(Data records)
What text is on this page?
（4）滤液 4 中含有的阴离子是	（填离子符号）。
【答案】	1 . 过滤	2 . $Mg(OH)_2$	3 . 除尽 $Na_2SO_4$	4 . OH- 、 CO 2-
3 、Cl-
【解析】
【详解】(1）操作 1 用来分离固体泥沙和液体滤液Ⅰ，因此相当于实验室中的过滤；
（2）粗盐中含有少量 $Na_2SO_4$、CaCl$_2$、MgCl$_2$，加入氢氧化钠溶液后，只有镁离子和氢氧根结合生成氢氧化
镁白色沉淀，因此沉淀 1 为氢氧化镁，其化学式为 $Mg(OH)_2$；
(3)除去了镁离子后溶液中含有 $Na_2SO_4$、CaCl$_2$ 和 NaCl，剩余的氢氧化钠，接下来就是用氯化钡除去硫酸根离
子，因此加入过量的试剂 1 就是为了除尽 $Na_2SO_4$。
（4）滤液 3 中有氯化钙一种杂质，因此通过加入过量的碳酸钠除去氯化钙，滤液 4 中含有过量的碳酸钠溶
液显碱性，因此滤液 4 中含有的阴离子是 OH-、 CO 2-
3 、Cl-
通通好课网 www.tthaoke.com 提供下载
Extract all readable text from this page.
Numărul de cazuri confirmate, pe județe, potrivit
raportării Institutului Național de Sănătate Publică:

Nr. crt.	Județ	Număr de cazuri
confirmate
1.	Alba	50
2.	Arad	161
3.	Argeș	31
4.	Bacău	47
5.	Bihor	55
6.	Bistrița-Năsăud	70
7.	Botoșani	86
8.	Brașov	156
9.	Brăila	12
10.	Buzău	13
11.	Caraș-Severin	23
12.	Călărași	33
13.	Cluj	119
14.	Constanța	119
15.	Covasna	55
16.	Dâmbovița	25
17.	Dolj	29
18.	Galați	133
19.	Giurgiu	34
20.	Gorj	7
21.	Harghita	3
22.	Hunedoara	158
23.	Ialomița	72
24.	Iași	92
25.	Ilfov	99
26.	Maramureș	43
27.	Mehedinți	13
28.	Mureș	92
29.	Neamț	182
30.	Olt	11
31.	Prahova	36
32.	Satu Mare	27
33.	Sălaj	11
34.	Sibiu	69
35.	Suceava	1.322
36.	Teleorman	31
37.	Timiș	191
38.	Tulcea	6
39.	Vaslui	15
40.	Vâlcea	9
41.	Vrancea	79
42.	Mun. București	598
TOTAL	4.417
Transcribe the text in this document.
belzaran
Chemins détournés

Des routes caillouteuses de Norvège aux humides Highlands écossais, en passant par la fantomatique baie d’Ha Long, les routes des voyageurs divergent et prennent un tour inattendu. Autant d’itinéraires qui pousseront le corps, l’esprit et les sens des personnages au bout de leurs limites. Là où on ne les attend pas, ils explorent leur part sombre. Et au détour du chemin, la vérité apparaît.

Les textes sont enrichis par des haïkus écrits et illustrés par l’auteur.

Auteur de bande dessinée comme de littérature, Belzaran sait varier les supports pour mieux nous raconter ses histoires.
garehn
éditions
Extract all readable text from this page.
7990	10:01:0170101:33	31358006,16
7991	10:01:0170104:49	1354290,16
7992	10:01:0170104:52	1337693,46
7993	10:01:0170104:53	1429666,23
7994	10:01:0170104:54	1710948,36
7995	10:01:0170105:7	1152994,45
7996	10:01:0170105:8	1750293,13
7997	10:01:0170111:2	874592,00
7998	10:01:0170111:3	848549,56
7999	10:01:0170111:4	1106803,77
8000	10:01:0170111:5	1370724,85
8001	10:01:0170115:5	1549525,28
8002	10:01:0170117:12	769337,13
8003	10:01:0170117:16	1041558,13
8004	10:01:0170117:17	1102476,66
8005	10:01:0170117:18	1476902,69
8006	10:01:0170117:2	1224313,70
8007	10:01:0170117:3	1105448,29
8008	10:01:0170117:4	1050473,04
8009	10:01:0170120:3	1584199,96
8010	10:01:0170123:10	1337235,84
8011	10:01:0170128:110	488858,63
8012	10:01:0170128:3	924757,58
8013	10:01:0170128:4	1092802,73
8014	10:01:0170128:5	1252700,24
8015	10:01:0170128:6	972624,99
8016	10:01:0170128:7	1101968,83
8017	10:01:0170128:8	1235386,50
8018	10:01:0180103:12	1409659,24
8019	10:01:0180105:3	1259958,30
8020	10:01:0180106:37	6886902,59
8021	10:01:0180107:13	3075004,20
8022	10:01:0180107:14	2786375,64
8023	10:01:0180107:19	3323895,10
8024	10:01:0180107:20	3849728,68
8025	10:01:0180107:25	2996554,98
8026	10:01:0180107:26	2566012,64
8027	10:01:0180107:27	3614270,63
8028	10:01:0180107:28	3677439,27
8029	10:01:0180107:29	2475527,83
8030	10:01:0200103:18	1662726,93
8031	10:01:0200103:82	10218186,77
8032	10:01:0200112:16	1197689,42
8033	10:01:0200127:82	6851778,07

* The task *
Exactly reproduce all of the entries.

* Response to the task *
What text is on this page?
（4）滤液 4 中含有的阴离子是	（填离子符号）。
【答案】	1 . 过滤	2 . $Mg(OH)_2$	3 . 除尽 $Na_2SO_4$	4 . OH- 、 CO 2-
3 、Cl-
【解析】
【详解】(1）操作 1 用来分离固体泥沙和液体滤液Ⅰ，因此相当于实验室中的过滤；
（2）粗盐中含有少量 $Na_2SO_4$、CaCl$_2$、MgCl$_2$，加入氢氧化钠溶液后，只有镁离子和氢氧根结合生成氢氧化
镁白色沉淀，因此沉淀 1 为氢氧化镁，其化学式为 $Mg(OH)_2$；
(3)除去了镁离子后溶液中含有 $Na_2SO_4$、CaCl$_2$ 和 NaCl，剩余的氢氧化钠，接下来就是用氯化钡除去硫酸根离
子，因此加入过量的试剂 1 就是为了除尽 $Na_2SO_4$。
（4）滤液 3 中有氯化钙一种杂质，因此通过加入过量的碳酸钠除去氯化钙，滤液 4 中含有过量的碳酸钠溶
液显碱性，因此滤液 4 中含有的阴离子是 OH-、 CO 2-
3 、Cl-
通通好课网 www.tthaoke.com 提供下载
Extract all readable text from this page.
Numărul de cazuri confirmate, pe județe, potrivit
raportării Institutului Național de Sănătate Publică:

Nr. crt.	Județ	Număr de cazuri
confirmate
1.	Alba	50
2.	Arad	161
3.	Argeș	31
4.	Bacău	47
5.	Bihor	55
6.	Bistrița-Năsăud	70
7.	Botoșani	86
8.	Brașov	156
9.	Brăila	12
10.	Buzău	13
11.	Caraș-Severin	23
12.	Călărași	33
13.	Cluj	119
14.	Constanța	119
15.	Covasna	55
16.	Dâmbovița	25
17.	Dolj	29
18.	Galați	133
19.	Giurgiu	34
20.	Gorj	7
21.	Harghita	3
22.	Hunedoara	158
23.	Ialomița	72
24.	Iași	92
25.	Ilfov	99
26.	Maramureș	43
27.	Mehedinți	13
28.	Mureș	92
29.	Neamț	182
30.	Olt	11
31.	Prahova	36
32.	Satu Mare	27
33.	Sălaj	11
34.	Sibiu	69
35.	Suceava	1.322
36.	Teleorman	31
37.	Timiș	191
38.	Tulcea	6
39.	Vaslui	15
40.	Vâlcea	9
41.	Vrancea	79
42.	Mun. București	598
TOTAL	4.417
Transcribe the text in this document.
belzaran
Chemins détournés

Des routes caillouteuses de Norvège aux humides Highlands écossais, en passant par la fantomatique baie d’Ha Long, les routes des voyageurs divergent et prennent un tour inattendu. Autant d’itinéraires qui pousseront le corps, l’esprit et les sens des personnages au bout de leurs limites. Là où on ne les attend pas, ils explorent leur part sombre. Et au détour du chemin, la vérité apparaît.

Les textes sont enrichis par des haïkus écrits et illustrés par l’auteur.

Auteur de bande dessinée comme de littérature, Belzaran sait varier les supports pour mieux nous raconter ses histoires.
garehn
éditions
Extract all readable text from this page.
7990	10:01:0170101:33	31358006,16
7991	10:01:0170104:49	1354290,16
7992	10:01:0170104:52	1337693,46
7993	10:01:0170104:53	1429666,23
7994	10:01:0170104:54	1710948,36
7995	10:01:0170105:7	1152994,45
7996	10:01:0170105:8	1750293,13
7997	10:01:0170111:2	874592,00
7998	10:01:0170111:3	848549,56
7999	10:01:0170111:4	1106803,77
8000	10:01:0170111:5	1370724,85
8001	10:01:0170115:5	1549525,28
8002	10:01:0170117:12	769337,13
8003	10:01:0170117:16	1041558,13
8004	10:01:0170117:17	1102476,66
8005	10:01:0170117:18	1476902,69
8006	10:01:0170117:2	1224313,70
8007	10:01:0170117:3	1105448,29
8008	10:01:0170117:4	1050473,04
8009	10:01:0170120:3	1584199,96
8010	10:01:0170123:10	1337235,84
8011	10:01:0170128:110	488858,63
8012	10:01:0170128:3	924757,58
8013	10:01:0170128:4	1092802,73
8014	10:01:0170128:5	1252700,24
8015	10:01:0170128:6	972624,99
8016	10:01:0170128:7	1101968,83
8017	10:01:0170128:8	1235386,50
8018	10:01:0180103:12	1409659,24
8019	10:01:0180105:3	1259958,30
8020	10:01:0180106:37	6886902,59
8021	10:01:0180107:13	3075004,20
8022	10:01:0180107:14	2786375,64
8023	10:01:0180107:19	3323895,10
8024	10:01:0180107:20	3849728,68
8025	10:01:0180107:25	2996554,98
8026	10:01:0180107:26	2566012,64
8027	10:01:0180107:27	3614270,63
8028	10:01:0180107:28	3677439,27
8029	10:01:0180107:29	2475527,83
8030	10:01:0200103:18	1662726,93
8031	10:01:0200103:82	10218186,77
8032	10:01:0200112:16	1197689,42
8033	10:01:0200127:82	6851778,07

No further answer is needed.